++++ DATA PROVIDED ++++

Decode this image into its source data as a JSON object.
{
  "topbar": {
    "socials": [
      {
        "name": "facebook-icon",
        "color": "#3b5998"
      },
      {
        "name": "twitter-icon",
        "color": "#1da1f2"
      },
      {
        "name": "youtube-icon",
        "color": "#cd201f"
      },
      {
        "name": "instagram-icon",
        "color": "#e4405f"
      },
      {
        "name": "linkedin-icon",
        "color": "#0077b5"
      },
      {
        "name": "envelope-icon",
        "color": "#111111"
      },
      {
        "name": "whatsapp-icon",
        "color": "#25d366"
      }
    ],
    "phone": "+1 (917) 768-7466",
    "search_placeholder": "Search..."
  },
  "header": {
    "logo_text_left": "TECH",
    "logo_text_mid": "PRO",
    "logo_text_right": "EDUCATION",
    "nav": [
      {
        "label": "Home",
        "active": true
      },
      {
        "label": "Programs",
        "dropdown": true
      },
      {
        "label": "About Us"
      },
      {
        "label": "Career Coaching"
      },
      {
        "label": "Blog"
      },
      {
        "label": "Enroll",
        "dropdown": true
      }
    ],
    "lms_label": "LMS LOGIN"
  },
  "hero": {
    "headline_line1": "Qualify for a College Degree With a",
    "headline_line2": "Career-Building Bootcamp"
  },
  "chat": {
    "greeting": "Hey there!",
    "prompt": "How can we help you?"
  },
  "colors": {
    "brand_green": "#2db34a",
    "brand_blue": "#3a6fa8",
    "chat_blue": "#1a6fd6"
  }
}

++++

WHAT IS EXPECTED:
Copy out each record from above, exactly.

EXERCISE ANSWER:
Decode this image into its source data as a JSON object.
{
  "topbar": {
    "socials": [
      {
        "name": "facebook-icon",
        "color": "#3b5998"
      },
      {
        "name": "twitter-icon",
        "color": "#1da1f2"
      },
      {
        "name": "youtube-icon",
        "color": "#cd201f"
      },
      {
        "name": "instagram-icon",
        "color": "#e4405f"
      },
      {
        "name": "linkedin-icon",
        "color": "#0077b5"
      },
      {
        "name": "envelope-icon",
        "color": "#111111"
      },
      {
        "name": "whatsapp-icon",
        "color": "#25d366"
      }
    ],
    "phone": "+1 (917) 768-7466",
    "search_placeholder": "Search..."
  },
  "header": {
    "logo_text_left": "TECH",
    "logo_text_mid": "PRO",
    "logo_text_right": "EDUCATION",
    "nav": [
      {
        "label": "Home",
        "active": true
      },
      {
        "label": "Programs",
        "dropdown": true
      },
      {
        "label": "About Us"
      },
      {
        "label": "Career Coaching"
      },
      {
        "label": "Blog"
      },
      {
        "label": "Enroll",
        "dropdown": true
      }
    ],
    "lms_label": "LMS LOGIN"
  },
  "hero": {
    "headline_line1": "Qualify for a College Degree With a",
    "headline_line2": "Career-Building Bootcamp"
  },
  "chat": {
    "greeting": "Hey there!",
    "prompt": "How can we help you?"
  },
  "colors": {
    "brand_green": "#2db34a",
    "brand_blue": "#3a6fa8",
    "chat_blue": "#1a6fd6"
  }
}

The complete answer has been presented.